Copy every line of each listing below without changing anything.

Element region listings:
▶

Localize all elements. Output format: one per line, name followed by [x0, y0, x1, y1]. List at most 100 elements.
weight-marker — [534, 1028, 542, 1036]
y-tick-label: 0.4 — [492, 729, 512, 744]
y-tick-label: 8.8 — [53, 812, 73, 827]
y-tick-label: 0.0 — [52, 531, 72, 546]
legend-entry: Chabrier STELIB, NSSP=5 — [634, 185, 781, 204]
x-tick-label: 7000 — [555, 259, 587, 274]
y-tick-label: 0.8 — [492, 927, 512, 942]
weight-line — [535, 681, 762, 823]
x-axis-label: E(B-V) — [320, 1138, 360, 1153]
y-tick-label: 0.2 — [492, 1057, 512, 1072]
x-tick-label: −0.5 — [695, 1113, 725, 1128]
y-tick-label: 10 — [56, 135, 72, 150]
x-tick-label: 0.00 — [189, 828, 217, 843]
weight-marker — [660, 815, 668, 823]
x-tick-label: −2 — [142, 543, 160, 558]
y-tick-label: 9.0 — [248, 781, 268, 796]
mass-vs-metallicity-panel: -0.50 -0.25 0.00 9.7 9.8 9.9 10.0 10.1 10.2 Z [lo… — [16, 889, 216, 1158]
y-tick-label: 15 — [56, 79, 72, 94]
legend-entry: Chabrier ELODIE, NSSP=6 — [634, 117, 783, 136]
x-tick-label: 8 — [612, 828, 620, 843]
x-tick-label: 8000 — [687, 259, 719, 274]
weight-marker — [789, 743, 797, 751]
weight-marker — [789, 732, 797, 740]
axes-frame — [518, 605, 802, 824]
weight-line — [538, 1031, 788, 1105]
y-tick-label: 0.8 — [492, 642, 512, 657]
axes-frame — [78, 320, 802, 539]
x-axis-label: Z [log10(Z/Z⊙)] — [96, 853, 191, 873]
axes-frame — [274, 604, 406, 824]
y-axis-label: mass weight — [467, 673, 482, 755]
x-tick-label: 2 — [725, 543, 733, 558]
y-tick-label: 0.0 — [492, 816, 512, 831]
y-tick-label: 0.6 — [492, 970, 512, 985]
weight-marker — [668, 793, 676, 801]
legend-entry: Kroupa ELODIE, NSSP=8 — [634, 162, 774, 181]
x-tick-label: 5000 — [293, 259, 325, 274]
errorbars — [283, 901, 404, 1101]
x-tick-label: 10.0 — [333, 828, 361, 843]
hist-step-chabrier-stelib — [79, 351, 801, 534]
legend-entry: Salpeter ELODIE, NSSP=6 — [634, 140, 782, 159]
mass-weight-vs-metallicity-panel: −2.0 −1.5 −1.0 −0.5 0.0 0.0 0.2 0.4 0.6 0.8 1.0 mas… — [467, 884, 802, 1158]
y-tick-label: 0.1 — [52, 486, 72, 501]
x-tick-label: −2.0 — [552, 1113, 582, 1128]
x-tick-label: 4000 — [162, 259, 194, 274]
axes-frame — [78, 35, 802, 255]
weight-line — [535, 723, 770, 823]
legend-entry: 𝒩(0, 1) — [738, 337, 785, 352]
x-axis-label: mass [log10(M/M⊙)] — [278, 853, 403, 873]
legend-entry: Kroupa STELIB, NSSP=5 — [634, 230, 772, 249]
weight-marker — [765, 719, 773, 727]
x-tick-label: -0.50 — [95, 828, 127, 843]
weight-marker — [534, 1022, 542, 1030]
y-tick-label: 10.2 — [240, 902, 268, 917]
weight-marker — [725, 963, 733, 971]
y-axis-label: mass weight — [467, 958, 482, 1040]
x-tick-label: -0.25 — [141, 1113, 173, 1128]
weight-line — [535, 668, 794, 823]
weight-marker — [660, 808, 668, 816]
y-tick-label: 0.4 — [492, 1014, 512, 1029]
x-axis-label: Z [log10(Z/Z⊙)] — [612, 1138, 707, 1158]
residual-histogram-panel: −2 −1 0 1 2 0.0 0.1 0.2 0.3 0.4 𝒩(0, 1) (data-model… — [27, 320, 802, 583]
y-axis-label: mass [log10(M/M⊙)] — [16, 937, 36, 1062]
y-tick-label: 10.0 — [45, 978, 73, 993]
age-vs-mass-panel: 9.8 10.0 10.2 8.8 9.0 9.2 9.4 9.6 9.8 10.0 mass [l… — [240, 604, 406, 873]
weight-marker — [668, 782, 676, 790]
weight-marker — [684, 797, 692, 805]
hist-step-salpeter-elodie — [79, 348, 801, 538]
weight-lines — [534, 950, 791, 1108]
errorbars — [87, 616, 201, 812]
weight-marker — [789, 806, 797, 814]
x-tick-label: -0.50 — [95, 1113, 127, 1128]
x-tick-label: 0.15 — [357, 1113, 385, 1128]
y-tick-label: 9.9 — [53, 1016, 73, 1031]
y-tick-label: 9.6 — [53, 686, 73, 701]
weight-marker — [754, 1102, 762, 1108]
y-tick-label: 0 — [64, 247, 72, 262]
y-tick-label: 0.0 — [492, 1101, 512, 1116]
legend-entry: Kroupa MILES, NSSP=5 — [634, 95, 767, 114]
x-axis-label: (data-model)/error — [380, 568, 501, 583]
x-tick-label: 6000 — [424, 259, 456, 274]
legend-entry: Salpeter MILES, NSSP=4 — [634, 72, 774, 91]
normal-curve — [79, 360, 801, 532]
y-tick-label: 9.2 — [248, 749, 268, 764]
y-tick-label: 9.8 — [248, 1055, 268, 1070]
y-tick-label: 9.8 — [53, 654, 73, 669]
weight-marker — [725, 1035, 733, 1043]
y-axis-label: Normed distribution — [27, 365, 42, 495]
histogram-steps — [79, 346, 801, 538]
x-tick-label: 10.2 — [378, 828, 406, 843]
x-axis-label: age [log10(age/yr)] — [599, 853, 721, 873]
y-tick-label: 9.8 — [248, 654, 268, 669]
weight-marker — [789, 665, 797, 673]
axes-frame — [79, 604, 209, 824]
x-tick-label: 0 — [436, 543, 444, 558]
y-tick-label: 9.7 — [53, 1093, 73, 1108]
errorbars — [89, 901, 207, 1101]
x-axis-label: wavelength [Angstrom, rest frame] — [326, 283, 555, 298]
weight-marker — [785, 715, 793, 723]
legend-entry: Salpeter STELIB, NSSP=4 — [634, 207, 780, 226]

◀

> SOLUTION
Localize all elements. Output format: one per line, name followed by [x0, y0, x1, y1]. List at most 100 elements.
weight-marker — [534, 1028, 542, 1036]
y-tick-label: 0.4 — [492, 729, 512, 744]
y-tick-label: 8.8 — [53, 812, 73, 827]
y-tick-label: 0.0 — [52, 531, 72, 546]
legend-entry: Chabrier STELIB, NSSP=5 — [634, 185, 781, 204]
x-tick-label: 7000 — [555, 259, 587, 274]
y-tick-label: 0.8 — [492, 927, 512, 942]
weight-line — [535, 681, 762, 823]
x-axis-label: E(B-V) — [320, 1138, 360, 1153]
y-tick-label: 0.2 — [492, 1057, 512, 1072]
x-tick-label: −0.5 — [695, 1113, 725, 1128]
y-tick-label: 10 — [56, 135, 72, 150]
x-tick-label: 0.00 — [189, 828, 217, 843]
weight-marker — [660, 815, 668, 823]
x-tick-label: −2 — [142, 543, 160, 558]
y-tick-label: 9.0 — [248, 781, 268, 796]
mass-vs-metallicity-panel: -0.50 -0.25 0.00 9.7 9.8 9.9 10.0 10.1 10.2 Z [lo… — [16, 889, 216, 1158]
y-tick-label: 15 — [56, 79, 72, 94]
legend-entry: Chabrier ELODIE, NSSP=6 — [634, 117, 783, 136]
x-tick-label: 8 — [612, 828, 620, 843]
x-tick-label: 8000 — [687, 259, 719, 274]
weight-marker — [789, 743, 797, 751]
weight-marker — [789, 732, 797, 740]
axes-frame — [518, 605, 802, 824]
weight-line — [538, 1031, 788, 1105]
y-tick-label: 0.8 — [492, 642, 512, 657]
axes-frame — [78, 320, 802, 539]
x-axis-label: Z [log10(Z/Z⊙)] — [96, 853, 191, 873]
axes-frame — [274, 604, 406, 824]
y-axis-label: mass weight — [467, 673, 482, 755]
x-tick-label: 2 — [725, 543, 733, 558]
y-tick-label: 0.0 — [492, 816, 512, 831]
y-tick-label: 0.6 — [492, 970, 512, 985]
weight-marker — [668, 793, 676, 801]
legend-entry: Kroupa ELODIE, NSSP=8 — [634, 162, 774, 181]
x-tick-label: 5000 — [293, 259, 325, 274]
errorbars — [283, 901, 404, 1101]
x-tick-label: 10.0 — [333, 828, 361, 843]
hist-step-chabrier-stelib — [79, 351, 801, 534]
legend-entry: Salpeter ELODIE, NSSP=6 — [634, 140, 782, 159]
mass-weight-vs-metallicity-panel: −2.0 −1.5 −1.0 −0.5 0.0 0.0 0.2 0.4 0.6 0.8 1.0 mas… — [467, 884, 802, 1158]
y-tick-label: 0.1 — [52, 486, 72, 501]
x-tick-label: −2.0 — [552, 1113, 582, 1128]
x-tick-label: 4000 — [162, 259, 194, 274]
axes-frame — [78, 35, 802, 255]
weight-line — [535, 723, 770, 823]
legend-entry: 𝒩(0, 1) — [738, 337, 785, 352]
x-axis-label: mass [log10(M/M⊙)] — [278, 853, 403, 873]
legend-entry: Kroupa STELIB, NSSP=5 — [634, 230, 772, 249]
weight-marker — [765, 719, 773, 727]
x-tick-label: -0.50 — [95, 828, 127, 843]
weight-marker — [534, 1022, 542, 1030]
y-tick-label: 10.2 — [240, 902, 268, 917]
weight-marker — [725, 963, 733, 971]
y-axis-label: mass weight — [467, 958, 482, 1040]
x-tick-label: -0.25 — [141, 1113, 173, 1128]
weight-line — [535, 668, 794, 823]
weight-marker — [660, 808, 668, 816]
y-tick-label: 0.4 — [492, 1014, 512, 1029]
x-axis-label: Z [log10(Z/Z⊙)] — [612, 1138, 707, 1158]
residual-histogram-panel: −2 −1 0 1 2 0.0 0.1 0.2 0.3 0.4 𝒩(0, 1) (data-model… — [27, 320, 802, 583]
y-axis-label: mass [log10(M/M⊙)] — [16, 937, 36, 1062]
y-tick-label: 10.0 — [45, 978, 73, 993]
age-vs-mass-panel: 9.8 10.0 10.2 8.8 9.0 9.2 9.4 9.6 9.8 10.0 mass [l… — [240, 604, 406, 873]
weight-marker — [668, 782, 676, 790]
weight-marker — [684, 797, 692, 805]
hist-step-salpeter-elodie — [79, 348, 801, 538]
weight-lines — [534, 950, 791, 1108]
errorbars — [87, 616, 201, 812]
weight-marker — [789, 806, 797, 814]
x-tick-label: -0.50 — [95, 1113, 127, 1128]
x-tick-label: 0.15 — [357, 1113, 385, 1128]
y-tick-label: 9.9 — [53, 1016, 73, 1031]
y-tick-label: 9.6 — [53, 686, 73, 701]
weight-marker — [754, 1102, 762, 1108]
y-tick-label: 0 — [64, 247, 72, 262]
y-tick-label: 0.0 — [492, 1101, 512, 1116]
legend-entry: Kroupa MILES, NSSP=5 — [634, 95, 767, 114]
x-axis-label: (data-model)/error — [380, 568, 501, 583]
x-tick-label: 6000 — [424, 259, 456, 274]
legend-entry: Salpeter MILES, NSSP=4 — [634, 72, 774, 91]
normal-curve — [79, 360, 801, 532]
y-tick-label: 9.2 — [248, 749, 268, 764]
y-tick-label: 9.8 — [248, 1055, 268, 1070]
y-tick-label: 9.8 — [53, 654, 73, 669]
weight-marker — [725, 1035, 733, 1043]
y-axis-label: Normed distribution — [27, 365, 42, 495]
histogram-steps — [79, 346, 801, 538]
x-tick-label: 10.2 — [378, 828, 406, 843]
x-axis-label: age [log10(age/yr)] — [599, 853, 721, 873]
y-tick-label: 9.8 — [248, 654, 268, 669]
weight-marker — [789, 665, 797, 673]
axes-frame — [79, 604, 209, 824]
x-tick-label: 0 — [436, 543, 444, 558]
y-tick-label: 9.7 — [53, 1093, 73, 1108]
errorbars — [89, 901, 207, 1101]
x-axis-label: wavelength [Angstrom, rest frame] — [326, 283, 555, 298]
weight-marker — [785, 715, 793, 723]
legend-entry: Salpeter STELIB, NSSP=4 — [634, 207, 780, 226]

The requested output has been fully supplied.